◆ **Job**
Set all the material down again unchanged, without the pictures.

◆ **Records for this exercise**
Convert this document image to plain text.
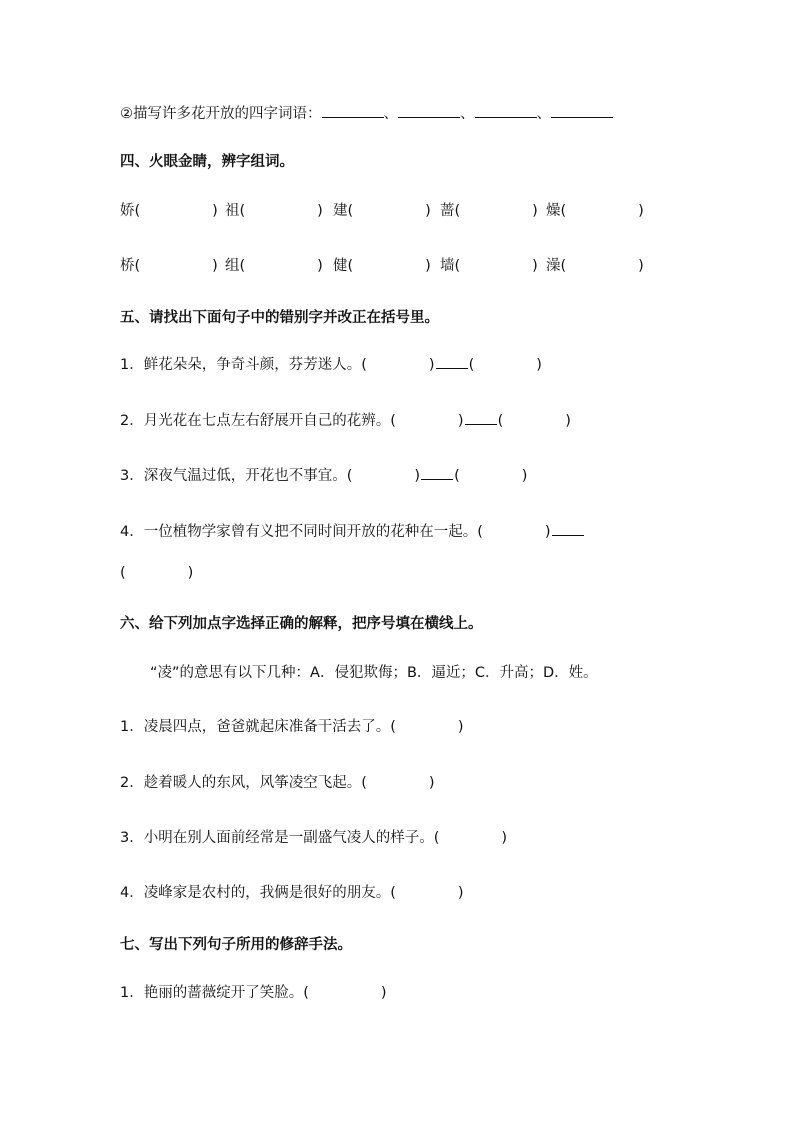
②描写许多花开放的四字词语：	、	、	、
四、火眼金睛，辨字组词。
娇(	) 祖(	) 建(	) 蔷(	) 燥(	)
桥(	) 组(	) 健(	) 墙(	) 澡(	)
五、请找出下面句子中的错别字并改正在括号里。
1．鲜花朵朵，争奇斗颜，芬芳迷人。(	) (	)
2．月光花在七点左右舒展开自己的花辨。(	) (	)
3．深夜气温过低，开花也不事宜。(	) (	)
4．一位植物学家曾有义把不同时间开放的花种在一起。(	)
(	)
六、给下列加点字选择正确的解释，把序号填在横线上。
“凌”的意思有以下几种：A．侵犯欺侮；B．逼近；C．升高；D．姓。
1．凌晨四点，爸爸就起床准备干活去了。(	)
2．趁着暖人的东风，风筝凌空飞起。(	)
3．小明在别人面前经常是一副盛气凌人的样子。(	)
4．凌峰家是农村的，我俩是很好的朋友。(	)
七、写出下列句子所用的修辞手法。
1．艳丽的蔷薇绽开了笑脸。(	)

◆ **Output of the task**
Convert this document image to plain text.
②描写许多花开放的四字词语：	、	、	、
四、火眼金睛，辨字组词。
娇(	) 祖(	) 建(	) 蔷(	) 燥(	)
桥(	) 组(	) 健(	) 墙(	) 澡(	)
五、请找出下面句子中的错别字并改正在括号里。
1．鲜花朵朵，争奇斗颜，芬芳迷人。(	) (	)
2．月光花在七点左右舒展开自己的花辨。(	) (	)
3．深夜气温过低，开花也不事宜。(	) (	)
4．一位植物学家曾有义把不同时间开放的花种在一起。(	)
(	)
六、给下列加点字选择正确的解释，把序号填在横线上。
“凌”的意思有以下几种：A．侵犯欺侮；B．逼近；C．升高；D．姓。
1．凌晨四点，爸爸就起床准备干活去了。(	)
2．趁着暖人的东风，风筝凌空飞起。(	)
3．小明在别人面前经常是一副盛气凌人的样子。(	)
4．凌峰家是农村的，我俩是很好的朋友。(	)
七、写出下列句子所用的修辞手法。
1．艳丽的蔷薇绽开了笑脸。(	)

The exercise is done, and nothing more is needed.